Using the data below, gather each line that includes the word "REPEAT".
── Records shown
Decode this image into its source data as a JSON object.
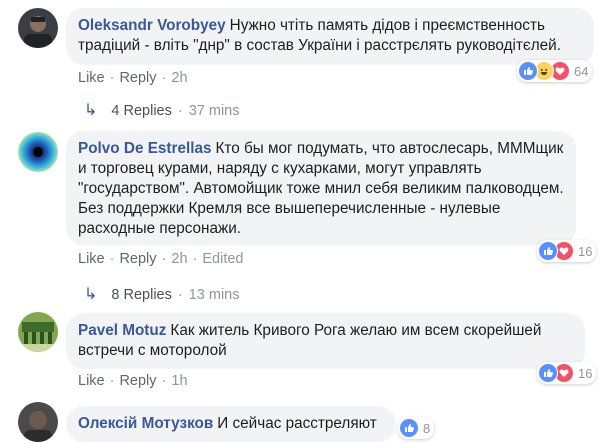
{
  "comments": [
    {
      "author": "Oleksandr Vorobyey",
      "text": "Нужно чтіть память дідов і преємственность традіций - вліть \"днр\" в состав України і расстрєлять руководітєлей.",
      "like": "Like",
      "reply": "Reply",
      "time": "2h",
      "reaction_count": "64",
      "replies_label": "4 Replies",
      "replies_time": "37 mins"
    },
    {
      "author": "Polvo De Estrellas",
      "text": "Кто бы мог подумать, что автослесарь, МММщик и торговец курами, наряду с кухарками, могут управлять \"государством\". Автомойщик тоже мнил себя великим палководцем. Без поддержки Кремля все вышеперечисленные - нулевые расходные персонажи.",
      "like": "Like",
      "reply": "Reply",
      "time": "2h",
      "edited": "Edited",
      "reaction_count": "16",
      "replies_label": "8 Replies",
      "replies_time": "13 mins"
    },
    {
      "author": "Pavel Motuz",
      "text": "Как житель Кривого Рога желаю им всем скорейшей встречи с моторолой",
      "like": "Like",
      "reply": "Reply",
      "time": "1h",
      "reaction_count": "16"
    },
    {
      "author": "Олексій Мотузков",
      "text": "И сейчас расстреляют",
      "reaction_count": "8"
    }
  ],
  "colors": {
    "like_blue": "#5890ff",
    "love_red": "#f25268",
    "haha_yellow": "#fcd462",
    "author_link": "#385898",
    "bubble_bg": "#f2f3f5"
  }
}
────
── Records shown
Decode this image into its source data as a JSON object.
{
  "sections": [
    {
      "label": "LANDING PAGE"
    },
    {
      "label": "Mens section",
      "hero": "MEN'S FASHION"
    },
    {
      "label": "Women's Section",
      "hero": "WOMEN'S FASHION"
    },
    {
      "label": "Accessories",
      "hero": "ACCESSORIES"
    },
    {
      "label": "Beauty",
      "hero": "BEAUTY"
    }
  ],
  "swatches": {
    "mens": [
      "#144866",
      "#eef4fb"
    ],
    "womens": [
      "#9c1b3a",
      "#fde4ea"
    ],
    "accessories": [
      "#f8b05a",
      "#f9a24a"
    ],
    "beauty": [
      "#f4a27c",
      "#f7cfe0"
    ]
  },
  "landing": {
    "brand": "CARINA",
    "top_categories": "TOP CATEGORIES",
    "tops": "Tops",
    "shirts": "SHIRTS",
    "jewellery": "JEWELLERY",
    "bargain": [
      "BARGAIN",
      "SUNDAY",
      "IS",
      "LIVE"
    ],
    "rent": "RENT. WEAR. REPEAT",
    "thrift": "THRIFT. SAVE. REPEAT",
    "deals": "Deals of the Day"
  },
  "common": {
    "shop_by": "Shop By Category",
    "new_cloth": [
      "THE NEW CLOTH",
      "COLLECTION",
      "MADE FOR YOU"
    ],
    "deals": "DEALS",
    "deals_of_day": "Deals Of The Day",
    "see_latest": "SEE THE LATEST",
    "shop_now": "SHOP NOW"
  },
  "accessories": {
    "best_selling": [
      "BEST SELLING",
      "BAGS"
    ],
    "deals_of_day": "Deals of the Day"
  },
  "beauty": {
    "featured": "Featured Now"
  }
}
────
Complete answer:
    "rent": "RENT. WEAR. REPEAT",
    "thrift": "THRIFT. SAVE. REPEAT",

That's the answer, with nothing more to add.